— Begin Provided text —

# Unwanted ferret



## catchmarcus (May 12, 2019)

I’ve got a ferret that needs rehoming ASAP due to me moving home .. anybody who wants it can email me ..


----------



## Lurcherlad (Jan 5, 2013)

WOW!

Not sure a poll is appropriate.

I would ask why you can’t take it with you but probably best re-homed actually as it doesn’t sound like you give a damn about it tbh.

Maybe best to try a rescue?


----------



## noushka05 (Mar 28, 2008)

Aw hes lovely. Please don't give him away, please find a reputable ferret rescue in your area who will vet out any potential new owner carefully. If you just give him away to anyone he is likely to fall into the wrong hands. What area are you in? Maybe I, or another member, could suggest a good rescue near you.


----------



## catchmarcus (May 12, 2019)

I’m in Rossendale Lancashire ... I do give a damn I don’t know how to use this site so the poll thing was an accident I’m just trying to find some suggestions really if I didn’t care I’d just let him run away ...


----------



## noushka05 (Mar 28, 2008)

catchmarcus said:


> I'm in Rossendale Lancashire ... I do give a damn I don't know how to use this site so the poll thing was an accident I'm just trying to find some suggestions really if I didn't care I'd just let him run away ...


I've found this list of ferret rescues, there are a couple in Lancashire area. http://www.boltonferretwelfare.uk/ferretrescues.html

I'm not sure how far away these rescues are from you but I know they a really excellent ones - http://prospectferretrescue.org/

https://www.southcheshireferretrescue.co.uk/

If you can't take him to these, you could still try contacting the rescues, they may be able to give you advice & information of somewhere in your area.


----------

— End Provided text —
— Begin Given entries —

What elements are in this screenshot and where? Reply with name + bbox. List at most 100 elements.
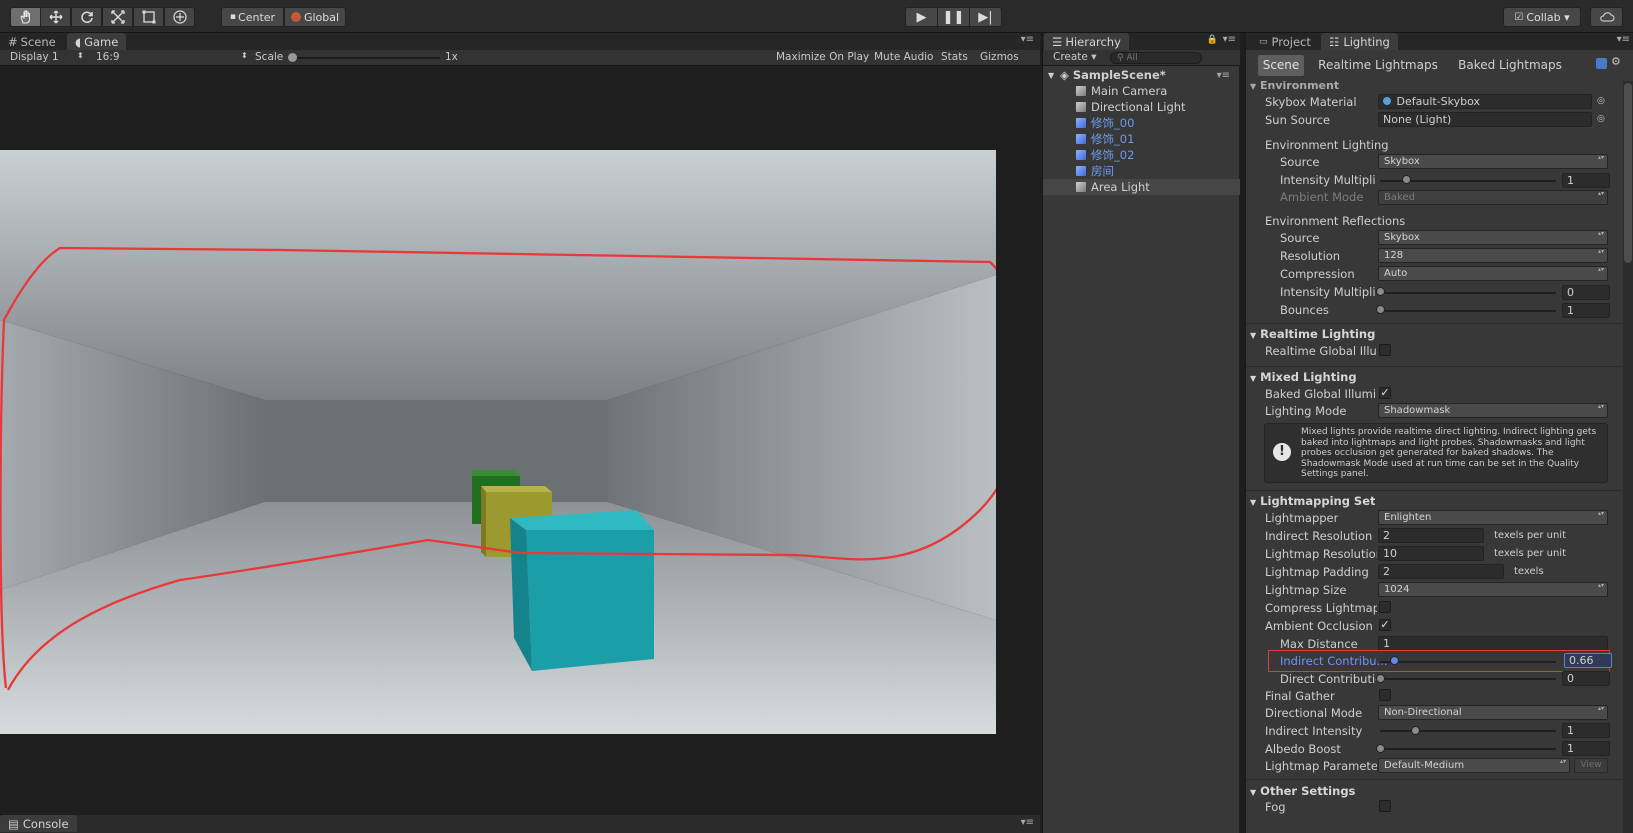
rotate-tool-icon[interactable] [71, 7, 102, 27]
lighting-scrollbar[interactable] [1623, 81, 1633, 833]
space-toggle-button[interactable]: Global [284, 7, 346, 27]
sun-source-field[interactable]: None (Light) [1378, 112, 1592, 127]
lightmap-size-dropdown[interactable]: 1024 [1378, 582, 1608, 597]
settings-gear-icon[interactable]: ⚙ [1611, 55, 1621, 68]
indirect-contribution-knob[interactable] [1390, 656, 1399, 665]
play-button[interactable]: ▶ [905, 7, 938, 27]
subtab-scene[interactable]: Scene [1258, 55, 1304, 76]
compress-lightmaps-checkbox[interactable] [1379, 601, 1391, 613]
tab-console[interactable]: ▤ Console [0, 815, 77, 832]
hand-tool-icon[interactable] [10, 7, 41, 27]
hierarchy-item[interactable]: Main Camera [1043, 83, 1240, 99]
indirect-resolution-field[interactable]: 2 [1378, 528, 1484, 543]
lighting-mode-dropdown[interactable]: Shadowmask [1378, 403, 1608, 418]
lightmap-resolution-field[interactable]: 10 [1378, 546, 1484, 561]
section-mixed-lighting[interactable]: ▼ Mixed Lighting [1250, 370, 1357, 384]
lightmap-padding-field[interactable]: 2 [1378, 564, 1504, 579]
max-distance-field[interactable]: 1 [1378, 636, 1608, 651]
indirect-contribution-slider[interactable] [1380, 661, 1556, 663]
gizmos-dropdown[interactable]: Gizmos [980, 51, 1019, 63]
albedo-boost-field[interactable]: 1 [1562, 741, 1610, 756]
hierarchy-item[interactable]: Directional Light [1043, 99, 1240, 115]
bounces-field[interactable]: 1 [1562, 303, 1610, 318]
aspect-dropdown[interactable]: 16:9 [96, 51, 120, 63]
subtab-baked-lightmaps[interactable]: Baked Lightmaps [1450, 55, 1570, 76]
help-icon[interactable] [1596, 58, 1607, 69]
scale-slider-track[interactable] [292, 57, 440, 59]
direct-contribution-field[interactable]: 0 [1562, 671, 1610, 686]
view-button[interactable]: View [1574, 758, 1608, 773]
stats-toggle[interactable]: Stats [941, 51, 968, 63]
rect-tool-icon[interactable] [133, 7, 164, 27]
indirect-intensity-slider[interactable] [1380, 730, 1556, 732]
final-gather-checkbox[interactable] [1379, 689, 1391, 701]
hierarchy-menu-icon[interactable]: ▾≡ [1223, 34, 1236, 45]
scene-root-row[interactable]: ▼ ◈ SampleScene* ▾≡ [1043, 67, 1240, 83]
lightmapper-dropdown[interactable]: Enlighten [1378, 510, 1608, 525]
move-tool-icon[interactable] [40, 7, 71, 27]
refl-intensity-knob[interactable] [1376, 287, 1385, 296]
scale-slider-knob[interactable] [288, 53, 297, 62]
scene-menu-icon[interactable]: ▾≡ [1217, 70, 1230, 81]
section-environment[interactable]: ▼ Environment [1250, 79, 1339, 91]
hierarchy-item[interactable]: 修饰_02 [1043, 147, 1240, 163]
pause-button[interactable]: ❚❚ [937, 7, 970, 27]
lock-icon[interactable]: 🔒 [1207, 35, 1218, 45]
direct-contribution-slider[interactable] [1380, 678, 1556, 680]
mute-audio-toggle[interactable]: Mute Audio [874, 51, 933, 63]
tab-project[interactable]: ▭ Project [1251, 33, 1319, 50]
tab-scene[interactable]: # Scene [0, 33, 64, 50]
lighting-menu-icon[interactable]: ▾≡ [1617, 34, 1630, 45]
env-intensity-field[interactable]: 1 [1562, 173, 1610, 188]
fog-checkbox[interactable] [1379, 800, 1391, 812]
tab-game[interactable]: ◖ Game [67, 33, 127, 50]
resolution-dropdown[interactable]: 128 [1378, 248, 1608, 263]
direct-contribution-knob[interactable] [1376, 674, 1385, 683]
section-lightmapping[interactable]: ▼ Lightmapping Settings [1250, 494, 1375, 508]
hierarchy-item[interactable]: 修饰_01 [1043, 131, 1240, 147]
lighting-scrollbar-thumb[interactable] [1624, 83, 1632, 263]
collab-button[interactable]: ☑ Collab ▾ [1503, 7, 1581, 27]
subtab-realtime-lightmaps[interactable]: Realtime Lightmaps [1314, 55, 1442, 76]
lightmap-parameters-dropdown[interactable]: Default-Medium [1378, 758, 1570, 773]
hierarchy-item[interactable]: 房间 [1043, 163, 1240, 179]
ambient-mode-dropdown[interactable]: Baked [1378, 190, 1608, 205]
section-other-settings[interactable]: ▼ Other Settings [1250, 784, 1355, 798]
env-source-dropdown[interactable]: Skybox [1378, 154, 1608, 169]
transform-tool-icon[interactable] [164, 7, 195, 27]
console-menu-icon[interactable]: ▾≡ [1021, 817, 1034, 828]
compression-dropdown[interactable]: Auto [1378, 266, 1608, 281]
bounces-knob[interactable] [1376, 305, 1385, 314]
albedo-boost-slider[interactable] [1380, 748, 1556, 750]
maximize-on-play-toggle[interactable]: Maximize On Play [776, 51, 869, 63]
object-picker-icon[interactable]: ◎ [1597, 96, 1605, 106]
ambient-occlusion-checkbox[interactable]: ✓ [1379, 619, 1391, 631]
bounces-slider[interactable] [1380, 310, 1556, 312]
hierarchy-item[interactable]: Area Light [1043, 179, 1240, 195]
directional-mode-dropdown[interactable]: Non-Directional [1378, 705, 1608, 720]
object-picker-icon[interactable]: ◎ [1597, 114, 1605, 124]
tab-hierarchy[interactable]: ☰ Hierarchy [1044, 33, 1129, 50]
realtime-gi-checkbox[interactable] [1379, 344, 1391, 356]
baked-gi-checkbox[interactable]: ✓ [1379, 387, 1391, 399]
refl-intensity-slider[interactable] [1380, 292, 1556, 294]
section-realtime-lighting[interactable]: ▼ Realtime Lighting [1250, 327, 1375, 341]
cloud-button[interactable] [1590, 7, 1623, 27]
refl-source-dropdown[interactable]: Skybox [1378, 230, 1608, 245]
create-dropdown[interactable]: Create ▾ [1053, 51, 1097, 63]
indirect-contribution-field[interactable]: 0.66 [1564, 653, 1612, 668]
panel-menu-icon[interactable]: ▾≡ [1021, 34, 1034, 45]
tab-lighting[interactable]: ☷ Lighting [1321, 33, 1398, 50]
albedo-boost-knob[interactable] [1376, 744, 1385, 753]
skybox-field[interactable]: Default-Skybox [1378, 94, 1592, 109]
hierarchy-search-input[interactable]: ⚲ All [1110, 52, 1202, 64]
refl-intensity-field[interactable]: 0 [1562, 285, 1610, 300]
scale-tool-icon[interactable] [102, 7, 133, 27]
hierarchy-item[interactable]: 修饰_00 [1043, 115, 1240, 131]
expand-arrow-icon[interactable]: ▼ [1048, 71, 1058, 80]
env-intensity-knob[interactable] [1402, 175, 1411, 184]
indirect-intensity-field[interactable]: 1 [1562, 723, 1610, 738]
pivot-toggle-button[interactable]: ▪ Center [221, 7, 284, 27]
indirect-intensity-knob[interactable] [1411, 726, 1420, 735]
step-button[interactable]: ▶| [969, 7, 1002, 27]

— End Given entries —

- [What you will do]:
Reproduce the ferret thread word for word, beginning at the words "## Lurcherlad (Jan" and stopping after "try a rescue?".

- [Answer in full]:
## Lurcherlad (Jan 5, 2013)

WOW!

Not sure a poll is appropriate.

I would ask why you can’t take it with you but probably best re-homed actually as it doesn’t sound like you give a damn about it tbh.

Maybe best to try a rescue?